(Passage to read)
· · · · ·

Adding loop primitives/optimizations

Thu Dec 2 20:30:24 UTC 2004

Am 02.12.2004 um 20:34 schrieb Lyndon Tremblay:

>>
>> VI4 was an experiment of Anthony hannan, the result is the
>> closurecompiler on
>> SqueakMap. (the changes to bytecodes, stack layout... have been
>> abandoned).
>>
>> The status for the Jitter is unkown.
>>
>>      Marcus
>>
>>
>
> VI4 is documented to also meant to be an image format change - this 
> means
> either these changes are already in and the closure compiler is 
> optional, or
> the result of the experiment was just the closure compiler itself. Am I
> close?

The result is just the closure compiler. The changes were much more then
just what is minimally required for the gettung closures. And they had 
some
bad consequenses for Jit compiling.

>  I find if (useJit) and #ifdef JITTER in I believe both the Mac VM and
> Unix VM sources. (not in Win32)

· · · · ·

(Data shown)
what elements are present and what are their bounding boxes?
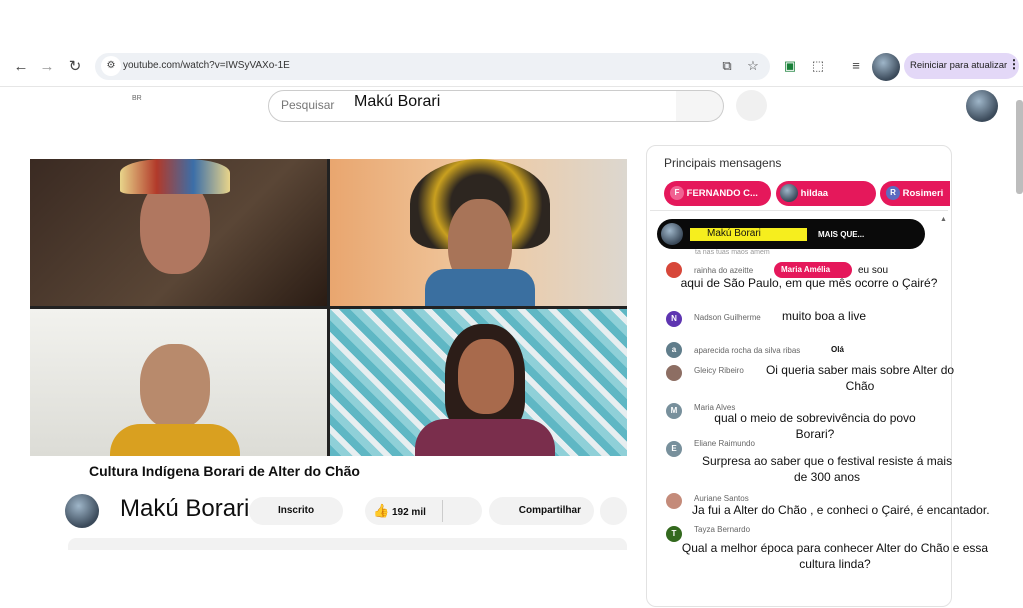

· · · · ·

(Exercise tasks)
1 - From the thread on adding loop primitives, could you extract the passage between "The result is just" and "for Jit compiling.", inclusive?
2 - How would you continue the loop primitives thread from the point where it stops?

(Set of answers)
1 -
The result is just the closure compiler. The changes were much more then
just what is minimally required for the gettung closures. And they had 
some
bad consequenses for Jit compiling.

2 -
Yes, these were for J3. J3 actualy got quite far: It worked on both G3 
and x86, both
MacOS9 and Linux (and I think Andreas made a Win version for testing, 
too).

The Jitter was done by Ian Piurmarta, originally for Linux/G3. With 
lots of help
from Ian, I did the port to x86 and MacOS.

Of course, that was 2001. Revisiting the benchmarks is kind of 
interesting...

Interp:     '43805612 bytecodes/sec; 1325959 sends/sec'
J3:         '135665076 bytecodes/sec; 8100691 sends/sec'

Today: (PowerBookG4 1.5GHz), interp:

               '114387846 bytecodes/sec; 5152891 sends/sec'

But the mircoBenchmarks don't tell the whole story: Even with a speedup
of factor 6 in sends, we only saw the performance doubled on real world
benchmarks (e.g. the MacroBenchmarks). So even beeing slower on sends, 
I'd
guess that my System today is faster then the Jit based one of 2001.

This is because Squeak was carefully optimized to run primitives most 
of the time.
And then, as Tim pointed out, even if the Jit can optimize the code to 
run in zero
seconds, you will only see the perfomance doubled when the system 
spends 50%
of the time in the primitives.

Another, related problem was GC: with the faster VM, the percentage of 
the time that the system
spends in gc will grow. I'd guess that we would have to look closely at 
the gc to get more
leverage from a good Jit.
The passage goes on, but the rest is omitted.